--- START OF Exercise input ---
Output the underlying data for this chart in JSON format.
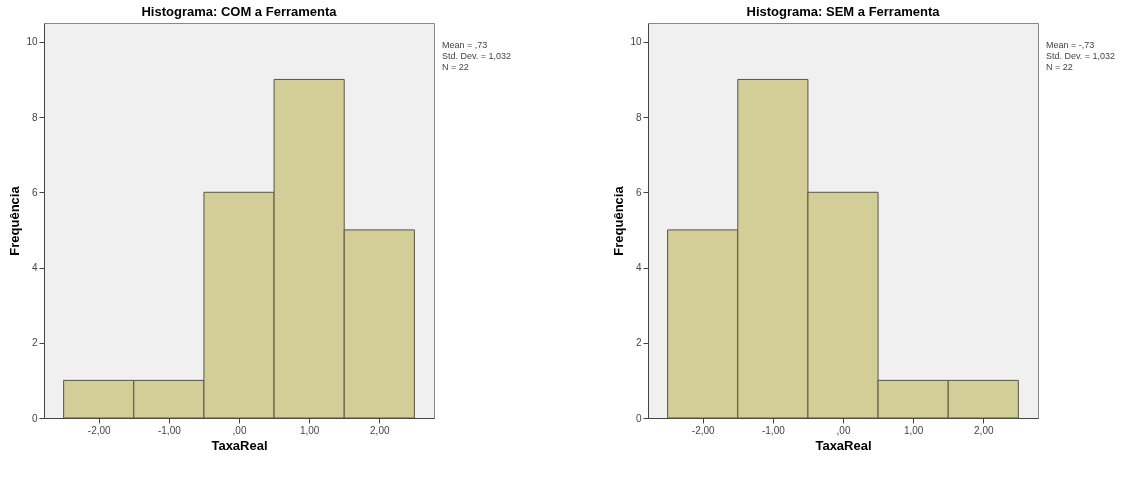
{
  "chart_data": [
    {
      "type": "histogram",
      "title": "Histograma: COM a Ferramenta",
      "xlabel": "TaxaReal",
      "ylabel": "Frequência",
      "bins": [
        -2.5,
        -1.5,
        -0.5,
        0.5,
        1.5,
        2.5
      ],
      "values": [
        1,
        1,
        6,
        9,
        5
      ],
      "color": "#d3ce97",
      "xlim": [
        -2.78,
        2.78
      ],
      "ylim": [
        0,
        10.5
      ],
      "xticks": [
        {
          "value": -2,
          "label": "-2,00"
        },
        {
          "value": -1,
          "label": "-1,00"
        },
        {
          "value": 0,
          "label": ",00"
        },
        {
          "value": 1,
          "label": "1,00"
        },
        {
          "value": 2,
          "label": "2,00"
        }
      ],
      "yticks": [
        0,
        2,
        4,
        6,
        8,
        10
      ],
      "grid": false,
      "annotations": [
        "Mean = ,73",
        "Std. Dev. = 1,032",
        "N = 22"
      ]
    },
    {
      "type": "histogram",
      "title": "Histograma: SEM a Ferramenta",
      "xlabel": "TaxaReal",
      "ylabel": "Frequência",
      "bins": [
        -2.5,
        -1.5,
        -0.5,
        0.5,
        1.5,
        2.5
      ],
      "values": [
        5,
        9,
        6,
        1,
        1
      ],
      "color": "#d3ce97",
      "xlim": [
        -2.78,
        2.78
      ],
      "ylim": [
        0,
        10.5
      ],
      "xticks": [
        {
          "value": -2,
          "label": "-2,00"
        },
        {
          "value": -1,
          "label": "-1,00"
        },
        {
          "value": 0,
          "label": ",00"
        },
        {
          "value": 1,
          "label": "1,00"
        },
        {
          "value": 2,
          "label": "2,00"
        }
      ],
      "yticks": [
        0,
        2,
        4,
        6,
        8,
        10
      ],
      "grid": false,
      "annotations": [
        "Mean = -,73",
        "Std. Dev. = 1,032",
        "N = 22"
      ]
    }
  ]
}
--- END OF Exercise input ---
Prompt:
Copy the data exactly. Any picture it contains is to be omitted.

Finished task:
Output the underlying data for this chart in JSON format.
{
  "chart_data": [
    {
      "type": "histogram",
      "title": "Histograma: COM a Ferramenta",
      "xlabel": "TaxaReal",
      "ylabel": "Frequência",
      "bins": [
        -2.5,
        -1.5,
        -0.5,
        0.5,
        1.5,
        2.5
      ],
      "values": [
        1,
        1,
        6,
        9,
        5
      ],
      "color": "#d3ce97",
      "xlim": [
        -2.78,
        2.78
      ],
      "ylim": [
        0,
        10.5
      ],
      "xticks": [
        {
          "value": -2,
          "label": "-2,00"
        },
        {
          "value": -1,
          "label": "-1,00"
        },
        {
          "value": 0,
          "label": ",00"
        },
        {
          "value": 1,
          "label": "1,00"
        },
        {
          "value": 2,
          "label": "2,00"
        }
      ],
      "yticks": [
        0,
        2,
        4,
        6,
        8,
        10
      ],
      "grid": false,
      "annotations": [
        "Mean = ,73",
        "Std. Dev. = 1,032",
        "N = 22"
      ]
    },
    {
      "type": "histogram",
      "title": "Histograma: SEM a Ferramenta",
      "xlabel": "TaxaReal",
      "ylabel": "Frequência",
      "bins": [
        -2.5,
        -1.5,
        -0.5,
        0.5,
        1.5,
        2.5
      ],
      "values": [
        5,
        9,
        6,
        1,
        1
      ],
      "color": "#d3ce97",
      "xlim": [
        -2.78,
        2.78
      ],
      "ylim": [
        0,
        10.5
      ],
      "xticks": [
        {
          "value": -2,
          "label": "-2,00"
        },
        {
          "value": -1,
          "label": "-1,00"
        },
        {
          "value": 0,
          "label": ",00"
        },
        {
          "value": 1,
          "label": "1,00"
        },
        {
          "value": 2,
          "label": "2,00"
        }
      ],
      "yticks": [
        0,
        2,
        4,
        6,
        8,
        10
      ],
      "grid": false,
      "annotations": [
        "Mean = -,73",
        "Std. Dev. = 1,032",
        "N = 22"
      ]
    }
  ]
}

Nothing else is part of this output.